[Data records]
☆ ☆ ☆ ☆

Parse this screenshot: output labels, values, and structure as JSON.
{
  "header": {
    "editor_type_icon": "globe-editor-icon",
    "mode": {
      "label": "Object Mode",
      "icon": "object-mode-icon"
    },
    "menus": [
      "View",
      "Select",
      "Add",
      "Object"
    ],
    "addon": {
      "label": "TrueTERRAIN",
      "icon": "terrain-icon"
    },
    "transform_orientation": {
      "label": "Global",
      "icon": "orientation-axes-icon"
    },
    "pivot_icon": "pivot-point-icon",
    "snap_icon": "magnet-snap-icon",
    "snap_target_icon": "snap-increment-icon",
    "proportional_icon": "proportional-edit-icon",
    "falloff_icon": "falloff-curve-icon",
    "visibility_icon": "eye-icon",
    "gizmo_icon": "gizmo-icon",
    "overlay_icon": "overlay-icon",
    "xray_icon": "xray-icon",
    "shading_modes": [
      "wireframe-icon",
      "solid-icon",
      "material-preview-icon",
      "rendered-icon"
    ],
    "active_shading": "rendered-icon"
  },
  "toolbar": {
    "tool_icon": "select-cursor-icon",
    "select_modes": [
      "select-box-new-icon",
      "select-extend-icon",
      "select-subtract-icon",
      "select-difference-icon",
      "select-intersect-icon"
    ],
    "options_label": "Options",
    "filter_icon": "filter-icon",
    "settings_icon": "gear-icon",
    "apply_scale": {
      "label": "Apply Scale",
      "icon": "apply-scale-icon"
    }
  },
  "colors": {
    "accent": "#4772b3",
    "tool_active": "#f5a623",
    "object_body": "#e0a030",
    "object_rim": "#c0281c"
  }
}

☆ ☆ ☆ ☆

Exercise objective:
Restate the listing above word for word.

Output for this exercise:
Parse this screenshot: output labels, values, and structure as JSON.
{
  "header": {
    "editor_type_icon": "globe-editor-icon",
    "mode": {
      "label": "Object Mode",
      "icon": "object-mode-icon"
    },
    "menus": [
      "View",
      "Select",
      "Add",
      "Object"
    ],
    "addon": {
      "label": "TrueTERRAIN",
      "icon": "terrain-icon"
    },
    "transform_orientation": {
      "label": "Global",
      "icon": "orientation-axes-icon"
    },
    "pivot_icon": "pivot-point-icon",
    "snap_icon": "magnet-snap-icon",
    "snap_target_icon": "snap-increment-icon",
    "proportional_icon": "proportional-edit-icon",
    "falloff_icon": "falloff-curve-icon",
    "visibility_icon": "eye-icon",
    "gizmo_icon": "gizmo-icon",
    "overlay_icon": "overlay-icon",
    "xray_icon": "xray-icon",
    "shading_modes": [
      "wireframe-icon",
      "solid-icon",
      "material-preview-icon",
      "rendered-icon"
    ],
    "active_shading": "rendered-icon"
  },
  "toolbar": {
    "tool_icon": "select-cursor-icon",
    "select_modes": [
      "select-box-new-icon",
      "select-extend-icon",
      "select-subtract-icon",
      "select-difference-icon",
      "select-intersect-icon"
    ],
    "options_label": "Options",
    "filter_icon": "filter-icon",
    "settings_icon": "gear-icon",
    "apply_scale": {
      "label": "Apply Scale",
      "icon": "apply-scale-icon"
    }
  },
  "colors": {
    "accent": "#4772b3",
    "tool_active": "#f5a623",
    "object_body": "#e0a030",
    "object_rim": "#c0281c"
  }
}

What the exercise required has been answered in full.